● **Exercise description**: Of the lines listed below, how many contain the string "test"? Answer with the number alone.

Data excerpts:

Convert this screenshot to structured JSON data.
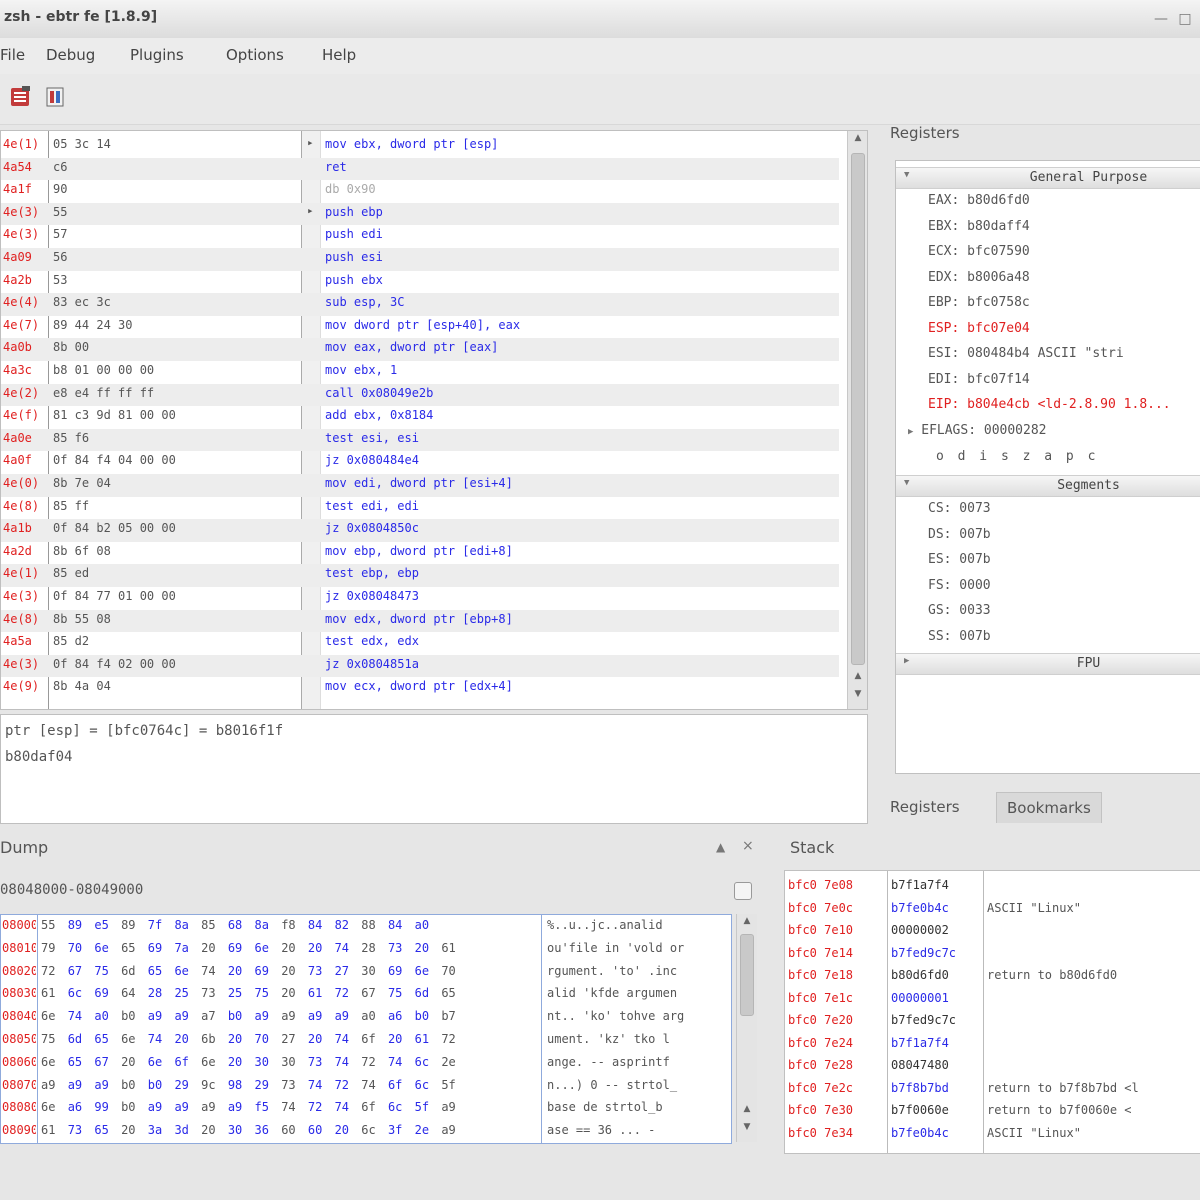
{
  "window": {
    "title": "zsh - ebtr fe [1.8.9]"
  },
  "menu": [
    "File",
    "Debug",
    "Plugins",
    "Options",
    "Help"
  ],
  "toolbar": {
    "icons": [
      "run-icon",
      "step-icon"
    ]
  },
  "cpu": {
    "rows": [
      {
        "addr": "4e(1)",
        "bytes": "05 3c 14",
        "mark": "▸",
        "ins": "mov ebx, dword ptr [esp]",
        "dim": false
      },
      {
        "addr": "4a54",
        "bytes": "c6",
        "mark": "",
        "ins": "ret",
        "dim": false
      },
      {
        "addr": "4a1f",
        "bytes": "90",
        "mark": "",
        "ins": "db 0x90",
        "dim": true
      },
      {
        "addr": "4e(3)",
        "bytes": "55",
        "mark": "▸",
        "ins": "push ebp",
        "dim": false
      },
      {
        "addr": "4e(3)",
        "bytes": "57",
        "mark": "",
        "ins": "push edi",
        "dim": false
      },
      {
        "addr": "4a09",
        "bytes": "56",
        "mark": "",
        "ins": "push esi",
        "dim": false
      },
      {
        "addr": "4a2b",
        "bytes": "53",
        "mark": "",
        "ins": "push ebx",
        "dim": false
      },
      {
        "addr": "4e(4)",
        "bytes": "83 ec 3c",
        "mark": "",
        "ins": "sub esp, 3C",
        "dim": false
      },
      {
        "addr": "4e(7)",
        "bytes": "89 44 24 30",
        "mark": "",
        "ins": "mov dword ptr [esp+40], eax",
        "dim": false
      },
      {
        "addr": "4a0b",
        "bytes": "8b 00",
        "mark": "",
        "ins": "mov eax, dword ptr [eax]",
        "dim": false
      },
      {
        "addr": "4a3c",
        "bytes": "b8 01 00 00 00",
        "mark": "",
        "ins": "mov ebx, 1",
        "dim": false
      },
      {
        "addr": "4e(2)",
        "bytes": "e8 e4 ff ff ff",
        "mark": "",
        "ins": "call 0x08049e2b",
        "dim": false
      },
      {
        "addr": "4e(f)",
        "bytes": "81 c3 9d 81 00 00",
        "mark": "",
        "ins": "add ebx, 0x8184",
        "dim": false
      },
      {
        "addr": "4a0e",
        "bytes": "85 f6",
        "mark": "",
        "ins": "test esi, esi",
        "dim": false
      },
      {
        "addr": "4a0f",
        "bytes": "0f 84 f4 04 00 00",
        "mark": "",
        "ins": "jz 0x080484e4",
        "dim": false
      },
      {
        "addr": "4e(0)",
        "bytes": "8b 7e 04",
        "mark": "",
        "ins": "mov edi, dword ptr [esi+4]",
        "dim": false
      },
      {
        "addr": "4e(8)",
        "bytes": "85 ff",
        "mark": "",
        "ins": "test edi, edi",
        "dim": false
      },
      {
        "addr": "4a1b",
        "bytes": "0f 84 b2 05 00 00",
        "mark": "",
        "ins": "jz 0x0804850c",
        "dim": false
      },
      {
        "addr": "4a2d",
        "bytes": "8b 6f 08",
        "mark": "",
        "ins": "mov ebp, dword ptr [edi+8]",
        "dim": false
      },
      {
        "addr": "4e(1)",
        "bytes": "85 ed",
        "mark": "",
        "ins": "test ebp, ebp",
        "dim": false
      },
      {
        "addr": "4e(3)",
        "bytes": "0f 84 77 01 00 00",
        "mark": "",
        "ins": "jz 0x08048473",
        "dim": false
      },
      {
        "addr": "4e(8)",
        "bytes": "8b 55 08",
        "mark": "",
        "ins": "mov edx, dword ptr [ebp+8]",
        "dim": false
      },
      {
        "addr": "4a5a",
        "bytes": "85 d2",
        "mark": "",
        "ins": "test edx, edx",
        "dim": false
      },
      {
        "addr": "4e(3)",
        "bytes": "0f 84 f4 02 00 00",
        "mark": "",
        "ins": "jz 0x0804851a",
        "dim": false
      },
      {
        "addr": "4e(9)",
        "bytes": "8b 4a 04",
        "mark": "",
        "ins": "mov ecx, dword ptr [edx+4]",
        "dim": false
      }
    ]
  },
  "status": {
    "line1": "ptr [esp] = [bfc0764c] = b8016f1f",
    "line2": "b80daf04"
  },
  "registers": {
    "title": "Registers",
    "groups": {
      "general": "General Purpose",
      "segments": "Segments",
      "fpu": "FPU"
    },
    "general": [
      {
        "text": "EAX: b80d6fd0",
        "red": false
      },
      {
        "text": "EBX: b80daff4",
        "red": false
      },
      {
        "text": "ECX: bfc07590",
        "red": false
      },
      {
        "text": "EDX: b8006a48",
        "red": false
      },
      {
        "text": "EBP: bfc0758c",
        "red": false
      },
      {
        "text": "ESP: bfc07e04",
        "red": true
      },
      {
        "text": "ESI: 080484b4 ASCII \"stri",
        "red": false
      },
      {
        "text": "EDI: bfc07f14",
        "red": false
      },
      {
        "text": "EIP: b804e4cb <ld-2.8.90 1.8...",
        "red": true
      }
    ],
    "eflags": {
      "text": "EFLAGS: 00000282",
      "flags": "o d i s z a p c"
    },
    "segments": [
      {
        "text": "CS: 0073"
      },
      {
        "text": "DS: 007b"
      },
      {
        "text": "ES: 007b"
      },
      {
        "text": "FS: 0000"
      },
      {
        "text": "GS: 0033"
      },
      {
        "text": "SS: 007b"
      }
    ]
  },
  "regtabs": [
    "Registers",
    "Bookmarks"
  ],
  "dump": {
    "title": "Dump",
    "range": "08048000-08049000",
    "rows": [
      {
        "addr": "08000",
        "hex": [
          "55",
          "89",
          "e5",
          "89",
          "7f",
          "8a",
          "85",
          "68",
          "8a",
          "f8",
          "84",
          "82",
          "88",
          "84",
          "a0"
        ],
        "text": "%..u..jc..analid"
      },
      {
        "addr": "08010",
        "hex": [
          "79",
          "70",
          "6e",
          "65",
          "69",
          "7a",
          "20",
          "69",
          "6e",
          "20",
          "20",
          "74",
          "28",
          "73",
          "20",
          "61"
        ],
        "text": "ou'file in 'vold or"
      },
      {
        "addr": "08020",
        "hex": [
          "72",
          "67",
          "75",
          "6d",
          "65",
          "6e",
          "74",
          "20",
          "69",
          "20",
          "73",
          "27",
          "30",
          "69",
          "6e",
          "70"
        ],
        "text": "rgument. 'to' .inc"
      },
      {
        "addr": "08030",
        "hex": [
          "61",
          "6c",
          "69",
          "64",
          "28",
          "25",
          "73",
          "25",
          "75",
          "20",
          "61",
          "72",
          "67",
          "75",
          "6d",
          "65"
        ],
        "text": "alid 'kfde argumen"
      },
      {
        "addr": "08040",
        "hex": [
          "6e",
          "74",
          "a0",
          "b0",
          "a9",
          "a9",
          "a7",
          "b0",
          "a9",
          "a9",
          "a9",
          "a9",
          "a0",
          "a6",
          "b0",
          "b7"
        ],
        "text": "nt.. 'ko' tohve arg"
      },
      {
        "addr": "08050",
        "hex": [
          "75",
          "6d",
          "65",
          "6e",
          "74",
          "20",
          "6b",
          "20",
          "70",
          "27",
          "20",
          "74",
          "6f",
          "20",
          "61",
          "72"
        ],
        "text": "ument. 'kz' tko l"
      },
      {
        "addr": "08060",
        "hex": [
          "6e",
          "65",
          "67",
          "20",
          "6e",
          "6f",
          "6e",
          "20",
          "30",
          "30",
          "73",
          "74",
          "72",
          "74",
          "6c",
          "2e"
        ],
        "text": "ange. -- asprintf"
      },
      {
        "addr": "08070",
        "hex": [
          "a9",
          "a9",
          "a9",
          "b0",
          "b0",
          "29",
          "9c",
          "98",
          "29",
          "73",
          "74",
          "72",
          "74",
          "6f",
          "6c",
          "5f"
        ],
        "text": "n...) 0 -- strtol_"
      },
      {
        "addr": "08080",
        "hex": [
          "6e",
          "a6",
          "99",
          "b0",
          "a9",
          "a9",
          "a9",
          "a9",
          "f5",
          "74",
          "72",
          "74",
          "6f",
          "6c",
          "5f",
          "a9"
        ],
        "text": "base de strtol_b"
      },
      {
        "addr": "08090",
        "hex": [
          "61",
          "73",
          "65",
          "20",
          "3a",
          "3d",
          "20",
          "30",
          "36",
          "60",
          "60",
          "20",
          "6c",
          "3f",
          "2e",
          "a9"
        ],
        "text": "ase == 36 ... -"
      }
    ]
  },
  "stack": {
    "title": "Stack",
    "rows": [
      {
        "addr": "bfc0 7e08",
        "val": "b7f1a7f4",
        "blue": false,
        "comment": ""
      },
      {
        "addr": "bfc0 7e0c",
        "val": "b7fe0b4c",
        "blue": true,
        "comment": "ASCII \"Linux\""
      },
      {
        "addr": "bfc0 7e10",
        "val": "00000002",
        "blue": false,
        "comment": ""
      },
      {
        "addr": "bfc0 7e14",
        "val": "b7fed9c7c",
        "blue": true,
        "comment": ""
      },
      {
        "addr": "bfc0 7e18",
        "val": "b80d6fd0",
        "blue": false,
        "comment": "return to b80d6fd0"
      },
      {
        "addr": "bfc0 7e1c",
        "val": "00000001",
        "blue": true,
        "comment": ""
      },
      {
        "addr": "bfc0 7e20",
        "val": "b7fed9c7c",
        "blue": false,
        "comment": ""
      },
      {
        "addr": "bfc0 7e24",
        "val": "b7f1a7f4",
        "blue": true,
        "comment": ""
      },
      {
        "addr": "bfc0 7e28",
        "val": "08047480",
        "blue": false,
        "comment": ""
      },
      {
        "addr": "bfc0 7e2c",
        "val": "b7f8b7bd",
        "blue": true,
        "comment": "return to b7f8b7bd <l"
      },
      {
        "addr": "bfc0 7e30",
        "val": "b7f0060e",
        "blue": false,
        "comment": "return to b7f0060e <"
      },
      {
        "addr": "bfc0 7e34",
        "val": "b7fe0b4c",
        "blue": true,
        "comment": "ASCII \"Linux\""
      }
    ]
  },
  "colors": {
    "address": "#e02020",
    "instruction": "#2a2ae8",
    "text": "#555555"
  }
}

● **Task result**: 4